[START Data shown]

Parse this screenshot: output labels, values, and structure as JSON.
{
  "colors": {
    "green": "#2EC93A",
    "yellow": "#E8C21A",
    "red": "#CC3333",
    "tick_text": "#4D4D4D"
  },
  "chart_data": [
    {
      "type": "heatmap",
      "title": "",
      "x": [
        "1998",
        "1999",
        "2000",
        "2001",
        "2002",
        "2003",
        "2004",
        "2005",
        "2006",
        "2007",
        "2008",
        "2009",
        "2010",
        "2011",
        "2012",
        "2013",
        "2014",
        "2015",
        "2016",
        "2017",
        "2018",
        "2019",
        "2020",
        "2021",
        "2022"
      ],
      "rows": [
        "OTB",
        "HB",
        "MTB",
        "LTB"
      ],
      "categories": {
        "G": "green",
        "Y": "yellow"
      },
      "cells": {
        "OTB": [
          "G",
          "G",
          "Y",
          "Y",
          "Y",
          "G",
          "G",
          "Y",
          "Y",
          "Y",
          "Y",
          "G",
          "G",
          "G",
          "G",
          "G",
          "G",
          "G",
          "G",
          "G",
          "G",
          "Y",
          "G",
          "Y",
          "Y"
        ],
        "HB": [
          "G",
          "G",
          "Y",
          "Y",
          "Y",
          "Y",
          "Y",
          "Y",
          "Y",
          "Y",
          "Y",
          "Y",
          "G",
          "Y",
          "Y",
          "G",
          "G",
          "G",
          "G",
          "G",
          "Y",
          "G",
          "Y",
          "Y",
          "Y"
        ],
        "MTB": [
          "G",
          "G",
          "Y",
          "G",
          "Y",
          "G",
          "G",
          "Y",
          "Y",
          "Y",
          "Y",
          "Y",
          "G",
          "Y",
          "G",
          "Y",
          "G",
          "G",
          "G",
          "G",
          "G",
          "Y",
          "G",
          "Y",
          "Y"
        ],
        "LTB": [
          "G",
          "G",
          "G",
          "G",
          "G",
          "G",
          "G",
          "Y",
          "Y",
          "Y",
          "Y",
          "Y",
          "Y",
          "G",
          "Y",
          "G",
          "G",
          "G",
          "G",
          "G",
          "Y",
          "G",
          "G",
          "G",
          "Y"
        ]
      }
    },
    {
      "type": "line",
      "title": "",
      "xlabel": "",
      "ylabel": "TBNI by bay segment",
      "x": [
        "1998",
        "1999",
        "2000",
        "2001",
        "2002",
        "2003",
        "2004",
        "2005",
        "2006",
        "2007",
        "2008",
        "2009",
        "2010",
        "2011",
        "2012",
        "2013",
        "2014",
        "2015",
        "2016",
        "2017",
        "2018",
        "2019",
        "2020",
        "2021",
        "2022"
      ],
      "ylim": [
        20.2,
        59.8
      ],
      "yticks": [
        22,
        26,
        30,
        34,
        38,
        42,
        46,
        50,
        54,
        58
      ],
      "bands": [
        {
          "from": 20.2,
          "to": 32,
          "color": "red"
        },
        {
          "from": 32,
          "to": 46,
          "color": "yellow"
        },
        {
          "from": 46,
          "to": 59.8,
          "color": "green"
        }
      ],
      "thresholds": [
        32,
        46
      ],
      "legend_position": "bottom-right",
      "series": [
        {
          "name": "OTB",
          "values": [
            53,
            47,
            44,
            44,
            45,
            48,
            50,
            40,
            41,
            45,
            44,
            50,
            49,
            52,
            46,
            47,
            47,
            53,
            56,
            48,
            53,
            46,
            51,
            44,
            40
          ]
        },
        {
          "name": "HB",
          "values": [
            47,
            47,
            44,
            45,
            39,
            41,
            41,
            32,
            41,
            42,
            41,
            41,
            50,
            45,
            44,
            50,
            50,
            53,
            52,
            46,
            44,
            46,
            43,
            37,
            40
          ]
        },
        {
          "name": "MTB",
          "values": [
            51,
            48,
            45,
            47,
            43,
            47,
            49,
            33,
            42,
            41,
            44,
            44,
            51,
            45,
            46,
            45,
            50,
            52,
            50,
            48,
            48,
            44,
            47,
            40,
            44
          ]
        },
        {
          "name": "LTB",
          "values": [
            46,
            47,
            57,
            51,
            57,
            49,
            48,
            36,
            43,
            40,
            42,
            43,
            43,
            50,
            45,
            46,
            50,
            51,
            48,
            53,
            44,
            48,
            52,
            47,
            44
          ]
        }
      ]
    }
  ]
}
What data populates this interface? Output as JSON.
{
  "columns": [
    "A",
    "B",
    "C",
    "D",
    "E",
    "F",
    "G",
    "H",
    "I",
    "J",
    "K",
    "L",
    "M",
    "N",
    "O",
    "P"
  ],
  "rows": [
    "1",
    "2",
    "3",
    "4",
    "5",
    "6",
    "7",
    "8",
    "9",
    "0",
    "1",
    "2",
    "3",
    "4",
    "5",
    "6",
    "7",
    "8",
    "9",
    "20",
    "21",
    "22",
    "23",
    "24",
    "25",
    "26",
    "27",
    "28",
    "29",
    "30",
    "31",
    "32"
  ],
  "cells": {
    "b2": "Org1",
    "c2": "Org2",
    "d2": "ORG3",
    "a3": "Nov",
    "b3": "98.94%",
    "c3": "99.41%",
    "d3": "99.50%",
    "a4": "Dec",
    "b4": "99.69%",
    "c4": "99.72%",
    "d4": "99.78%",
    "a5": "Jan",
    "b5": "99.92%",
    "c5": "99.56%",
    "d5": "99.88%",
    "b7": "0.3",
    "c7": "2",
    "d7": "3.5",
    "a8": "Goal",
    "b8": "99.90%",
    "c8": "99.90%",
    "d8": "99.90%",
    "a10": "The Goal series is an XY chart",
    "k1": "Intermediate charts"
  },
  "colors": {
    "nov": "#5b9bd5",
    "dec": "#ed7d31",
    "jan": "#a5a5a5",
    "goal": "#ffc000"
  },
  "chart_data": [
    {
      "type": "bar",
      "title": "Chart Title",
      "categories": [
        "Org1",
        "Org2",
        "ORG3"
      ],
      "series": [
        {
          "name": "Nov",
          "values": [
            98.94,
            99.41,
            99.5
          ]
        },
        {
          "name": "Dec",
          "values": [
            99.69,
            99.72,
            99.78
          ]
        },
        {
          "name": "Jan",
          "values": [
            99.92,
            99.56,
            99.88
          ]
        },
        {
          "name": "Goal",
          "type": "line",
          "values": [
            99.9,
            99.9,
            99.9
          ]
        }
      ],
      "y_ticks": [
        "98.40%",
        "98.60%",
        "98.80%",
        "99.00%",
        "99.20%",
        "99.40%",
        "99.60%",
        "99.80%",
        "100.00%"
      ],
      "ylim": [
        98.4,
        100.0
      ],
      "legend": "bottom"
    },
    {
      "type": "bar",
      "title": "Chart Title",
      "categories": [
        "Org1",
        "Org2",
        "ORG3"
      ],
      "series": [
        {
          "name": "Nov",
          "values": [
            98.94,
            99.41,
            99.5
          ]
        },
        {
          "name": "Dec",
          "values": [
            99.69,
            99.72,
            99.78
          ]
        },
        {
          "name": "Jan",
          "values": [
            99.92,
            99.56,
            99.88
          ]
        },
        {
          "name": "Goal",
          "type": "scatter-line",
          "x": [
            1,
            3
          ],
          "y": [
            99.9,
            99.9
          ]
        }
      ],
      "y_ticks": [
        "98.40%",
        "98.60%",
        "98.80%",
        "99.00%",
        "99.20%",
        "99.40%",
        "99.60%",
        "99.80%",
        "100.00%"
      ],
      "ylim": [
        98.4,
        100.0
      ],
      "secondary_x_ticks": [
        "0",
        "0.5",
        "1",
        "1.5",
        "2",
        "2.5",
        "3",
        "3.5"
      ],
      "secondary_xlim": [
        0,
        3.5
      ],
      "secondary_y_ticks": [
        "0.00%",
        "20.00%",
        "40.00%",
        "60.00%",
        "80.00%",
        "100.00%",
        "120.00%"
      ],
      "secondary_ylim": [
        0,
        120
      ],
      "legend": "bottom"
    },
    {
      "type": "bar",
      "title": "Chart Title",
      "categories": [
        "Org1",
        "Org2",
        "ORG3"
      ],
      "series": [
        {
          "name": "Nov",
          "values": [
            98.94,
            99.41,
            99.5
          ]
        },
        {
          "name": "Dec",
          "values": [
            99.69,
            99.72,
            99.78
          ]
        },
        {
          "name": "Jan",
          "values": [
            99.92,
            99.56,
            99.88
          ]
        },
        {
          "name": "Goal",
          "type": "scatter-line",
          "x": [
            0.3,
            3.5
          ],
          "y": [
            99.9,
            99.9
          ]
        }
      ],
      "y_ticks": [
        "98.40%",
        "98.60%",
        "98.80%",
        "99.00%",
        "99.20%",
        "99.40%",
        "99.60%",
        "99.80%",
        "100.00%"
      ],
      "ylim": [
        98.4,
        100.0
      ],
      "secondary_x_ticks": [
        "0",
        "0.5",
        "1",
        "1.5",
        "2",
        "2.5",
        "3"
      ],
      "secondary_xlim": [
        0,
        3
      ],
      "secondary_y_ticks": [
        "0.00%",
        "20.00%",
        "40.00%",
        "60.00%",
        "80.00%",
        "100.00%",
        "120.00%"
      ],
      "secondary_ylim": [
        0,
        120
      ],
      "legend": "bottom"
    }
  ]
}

[END Data shown]

**The request**
Look through the lines above and collect those with the word "yellow".

**Solution below**
    "yellow": "#E8C21A",
        "Y": "yellow"
          "color": "yellow"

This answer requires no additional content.